■ WRITTEN INSTRUCTION
Work through the data below line by line and say how many lines hold "ylabel"; give only the number.

--- START OF PROVIDED RECORDS ---

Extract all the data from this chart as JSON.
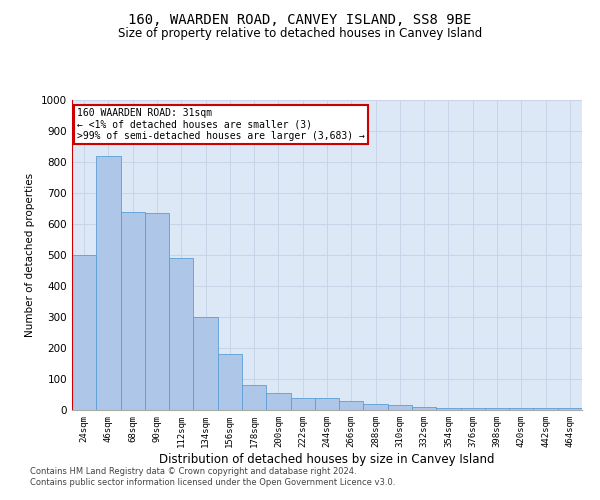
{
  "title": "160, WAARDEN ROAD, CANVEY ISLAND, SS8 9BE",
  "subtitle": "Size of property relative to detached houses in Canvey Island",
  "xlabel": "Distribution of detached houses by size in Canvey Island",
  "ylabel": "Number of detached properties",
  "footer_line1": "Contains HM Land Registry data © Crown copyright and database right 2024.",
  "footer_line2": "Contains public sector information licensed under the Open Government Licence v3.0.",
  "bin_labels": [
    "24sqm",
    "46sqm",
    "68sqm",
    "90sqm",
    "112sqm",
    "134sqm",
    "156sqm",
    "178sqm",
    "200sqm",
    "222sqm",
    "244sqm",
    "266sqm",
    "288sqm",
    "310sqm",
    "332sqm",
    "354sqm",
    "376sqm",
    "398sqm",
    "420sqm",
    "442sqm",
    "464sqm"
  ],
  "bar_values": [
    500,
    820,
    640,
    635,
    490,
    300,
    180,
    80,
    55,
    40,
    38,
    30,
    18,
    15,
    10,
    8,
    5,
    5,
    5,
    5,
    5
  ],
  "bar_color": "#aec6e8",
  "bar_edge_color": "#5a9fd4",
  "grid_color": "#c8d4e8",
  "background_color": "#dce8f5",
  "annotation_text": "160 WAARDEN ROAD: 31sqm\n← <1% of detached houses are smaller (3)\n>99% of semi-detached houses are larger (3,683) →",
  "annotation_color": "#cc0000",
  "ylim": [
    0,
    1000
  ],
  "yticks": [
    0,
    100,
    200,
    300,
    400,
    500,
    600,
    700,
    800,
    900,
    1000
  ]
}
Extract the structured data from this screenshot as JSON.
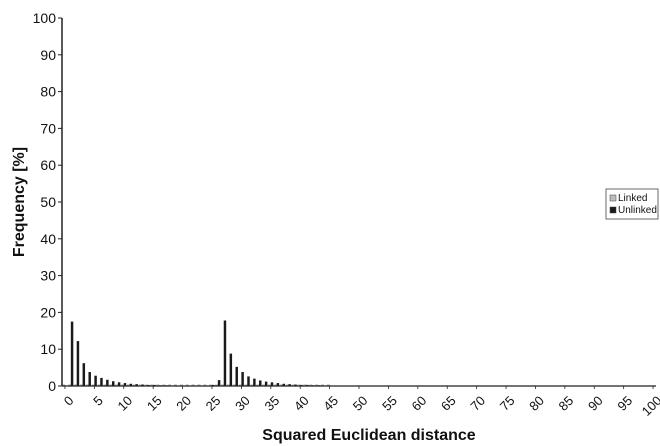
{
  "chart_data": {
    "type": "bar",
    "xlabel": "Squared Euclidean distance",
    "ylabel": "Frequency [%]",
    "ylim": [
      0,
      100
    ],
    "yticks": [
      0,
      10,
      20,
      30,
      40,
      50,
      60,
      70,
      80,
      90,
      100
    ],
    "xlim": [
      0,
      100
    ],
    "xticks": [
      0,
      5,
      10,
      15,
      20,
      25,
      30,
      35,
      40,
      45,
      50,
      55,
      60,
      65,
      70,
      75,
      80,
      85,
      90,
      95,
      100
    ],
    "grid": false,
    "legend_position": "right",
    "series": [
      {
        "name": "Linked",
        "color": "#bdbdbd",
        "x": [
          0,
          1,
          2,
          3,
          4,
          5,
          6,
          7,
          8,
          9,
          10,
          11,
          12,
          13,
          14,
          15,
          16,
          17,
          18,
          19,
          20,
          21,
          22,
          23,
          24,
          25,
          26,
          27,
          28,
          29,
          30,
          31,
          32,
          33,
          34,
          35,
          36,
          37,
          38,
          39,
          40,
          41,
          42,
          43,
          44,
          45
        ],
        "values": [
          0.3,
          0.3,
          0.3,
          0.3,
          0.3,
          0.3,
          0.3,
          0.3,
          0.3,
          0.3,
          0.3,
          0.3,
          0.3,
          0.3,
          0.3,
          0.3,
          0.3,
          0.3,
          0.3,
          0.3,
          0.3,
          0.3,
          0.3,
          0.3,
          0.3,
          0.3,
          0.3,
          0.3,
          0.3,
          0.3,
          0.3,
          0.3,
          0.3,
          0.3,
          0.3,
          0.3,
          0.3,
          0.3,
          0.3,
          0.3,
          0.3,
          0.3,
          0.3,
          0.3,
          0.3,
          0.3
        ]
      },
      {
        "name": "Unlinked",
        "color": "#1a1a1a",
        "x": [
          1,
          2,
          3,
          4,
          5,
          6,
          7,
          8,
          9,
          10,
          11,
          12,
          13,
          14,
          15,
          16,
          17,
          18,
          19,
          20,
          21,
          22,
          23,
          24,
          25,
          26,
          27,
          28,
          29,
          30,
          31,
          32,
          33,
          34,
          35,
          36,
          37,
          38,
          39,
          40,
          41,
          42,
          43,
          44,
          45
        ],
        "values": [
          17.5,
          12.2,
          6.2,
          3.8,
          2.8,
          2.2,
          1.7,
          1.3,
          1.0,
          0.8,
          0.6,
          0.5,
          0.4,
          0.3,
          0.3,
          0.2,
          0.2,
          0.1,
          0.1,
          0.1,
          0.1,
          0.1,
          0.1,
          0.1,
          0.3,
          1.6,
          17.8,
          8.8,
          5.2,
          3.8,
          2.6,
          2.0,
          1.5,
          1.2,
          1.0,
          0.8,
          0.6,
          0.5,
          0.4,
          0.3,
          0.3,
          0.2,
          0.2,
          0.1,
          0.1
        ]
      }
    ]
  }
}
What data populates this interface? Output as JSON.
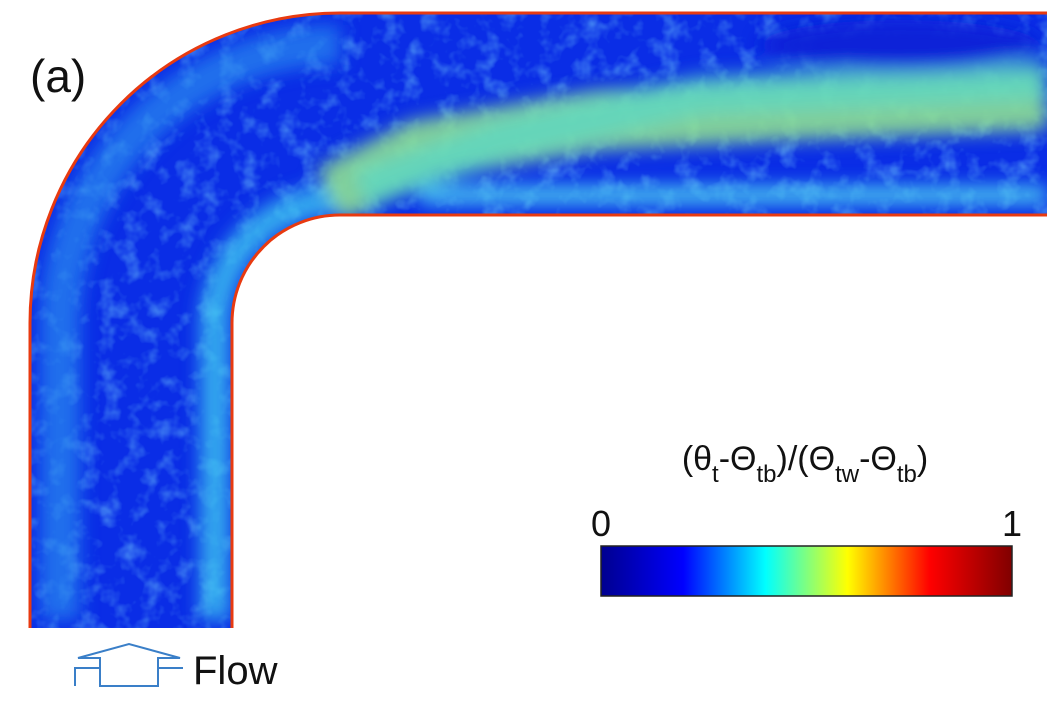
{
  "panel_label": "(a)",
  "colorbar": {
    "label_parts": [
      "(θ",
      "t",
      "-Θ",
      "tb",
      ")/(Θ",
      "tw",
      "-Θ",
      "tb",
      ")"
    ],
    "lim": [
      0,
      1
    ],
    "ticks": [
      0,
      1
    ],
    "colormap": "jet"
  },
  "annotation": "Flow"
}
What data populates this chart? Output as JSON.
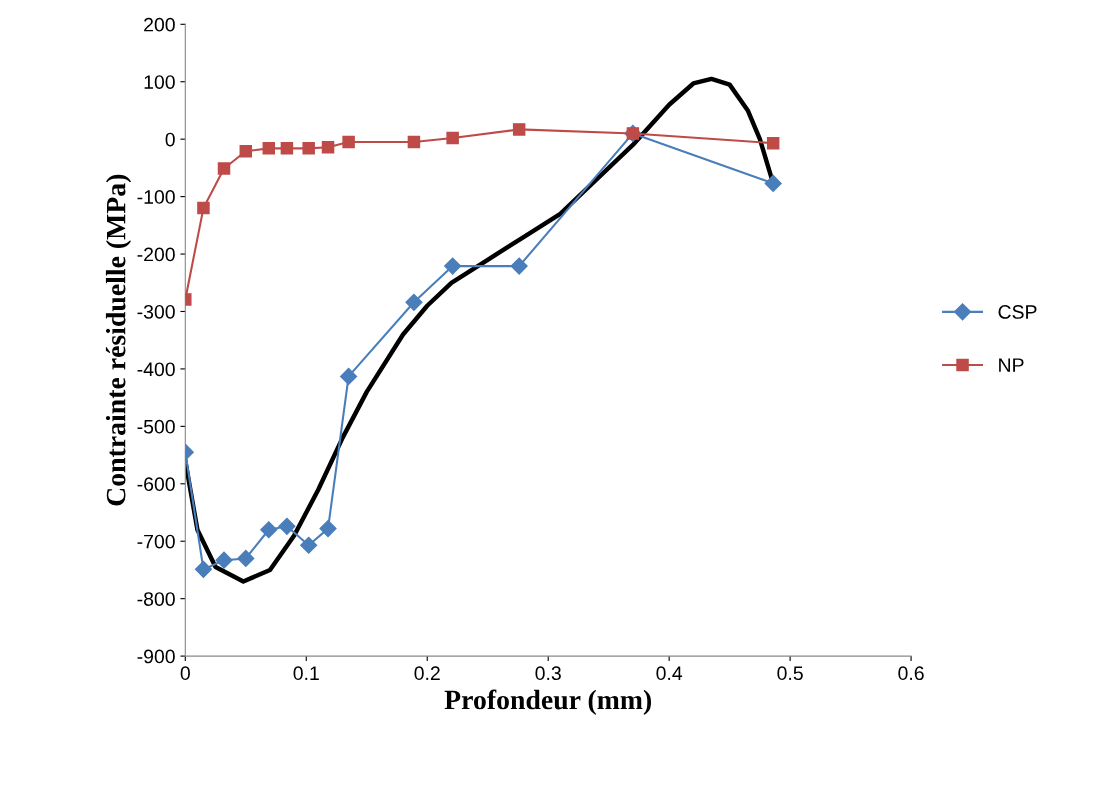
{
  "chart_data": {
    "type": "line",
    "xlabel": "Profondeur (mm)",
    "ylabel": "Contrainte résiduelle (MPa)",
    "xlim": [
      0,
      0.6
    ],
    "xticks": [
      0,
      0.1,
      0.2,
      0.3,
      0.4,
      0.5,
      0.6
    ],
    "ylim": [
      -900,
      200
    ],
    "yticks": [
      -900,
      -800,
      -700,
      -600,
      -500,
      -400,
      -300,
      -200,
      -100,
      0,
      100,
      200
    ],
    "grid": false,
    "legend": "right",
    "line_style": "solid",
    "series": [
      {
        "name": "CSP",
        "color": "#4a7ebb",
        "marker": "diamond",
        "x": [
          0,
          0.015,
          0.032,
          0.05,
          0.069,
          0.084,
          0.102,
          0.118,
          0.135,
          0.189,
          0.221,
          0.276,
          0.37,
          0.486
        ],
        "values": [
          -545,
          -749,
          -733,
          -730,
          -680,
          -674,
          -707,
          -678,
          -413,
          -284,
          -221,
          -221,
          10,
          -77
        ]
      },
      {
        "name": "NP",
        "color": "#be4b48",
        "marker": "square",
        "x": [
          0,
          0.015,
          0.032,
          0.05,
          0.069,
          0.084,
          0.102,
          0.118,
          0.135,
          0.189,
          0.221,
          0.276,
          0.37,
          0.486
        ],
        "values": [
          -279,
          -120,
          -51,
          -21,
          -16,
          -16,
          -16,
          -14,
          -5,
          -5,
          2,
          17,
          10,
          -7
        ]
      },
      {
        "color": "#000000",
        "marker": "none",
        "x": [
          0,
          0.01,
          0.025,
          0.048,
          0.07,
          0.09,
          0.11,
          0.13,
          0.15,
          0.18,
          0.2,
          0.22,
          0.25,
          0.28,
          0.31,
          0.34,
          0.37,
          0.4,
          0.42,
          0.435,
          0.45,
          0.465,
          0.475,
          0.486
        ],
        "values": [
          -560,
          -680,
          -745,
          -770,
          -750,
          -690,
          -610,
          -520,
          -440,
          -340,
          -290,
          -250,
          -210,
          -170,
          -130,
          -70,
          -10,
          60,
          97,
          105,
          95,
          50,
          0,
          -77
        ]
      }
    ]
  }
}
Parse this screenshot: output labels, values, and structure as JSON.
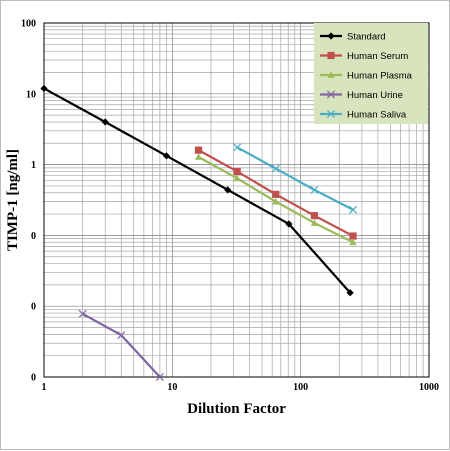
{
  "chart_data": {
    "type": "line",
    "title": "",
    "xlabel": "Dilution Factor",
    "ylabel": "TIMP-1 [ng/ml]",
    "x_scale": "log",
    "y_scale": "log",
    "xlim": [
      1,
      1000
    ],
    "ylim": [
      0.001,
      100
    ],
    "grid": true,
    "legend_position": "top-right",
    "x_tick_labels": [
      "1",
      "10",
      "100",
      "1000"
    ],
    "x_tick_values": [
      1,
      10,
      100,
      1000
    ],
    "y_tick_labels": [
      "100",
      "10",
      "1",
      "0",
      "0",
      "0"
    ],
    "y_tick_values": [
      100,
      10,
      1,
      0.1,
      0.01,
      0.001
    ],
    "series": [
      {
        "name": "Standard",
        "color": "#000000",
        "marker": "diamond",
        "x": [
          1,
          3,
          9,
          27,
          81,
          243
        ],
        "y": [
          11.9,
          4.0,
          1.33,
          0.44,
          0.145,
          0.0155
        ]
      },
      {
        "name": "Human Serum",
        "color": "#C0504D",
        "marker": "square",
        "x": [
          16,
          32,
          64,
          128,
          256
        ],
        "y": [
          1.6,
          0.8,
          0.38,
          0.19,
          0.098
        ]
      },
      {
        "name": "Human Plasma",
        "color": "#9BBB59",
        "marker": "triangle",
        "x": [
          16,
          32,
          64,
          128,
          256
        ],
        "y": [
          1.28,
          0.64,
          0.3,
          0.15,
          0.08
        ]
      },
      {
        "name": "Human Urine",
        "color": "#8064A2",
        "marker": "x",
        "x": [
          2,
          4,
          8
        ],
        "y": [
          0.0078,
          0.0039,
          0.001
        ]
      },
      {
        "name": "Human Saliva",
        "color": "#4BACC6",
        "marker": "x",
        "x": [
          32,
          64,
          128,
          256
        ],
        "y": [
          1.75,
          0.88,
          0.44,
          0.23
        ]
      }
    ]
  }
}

--- END OF PROVIDED RECORDS ---

■ IN RESPONSE
4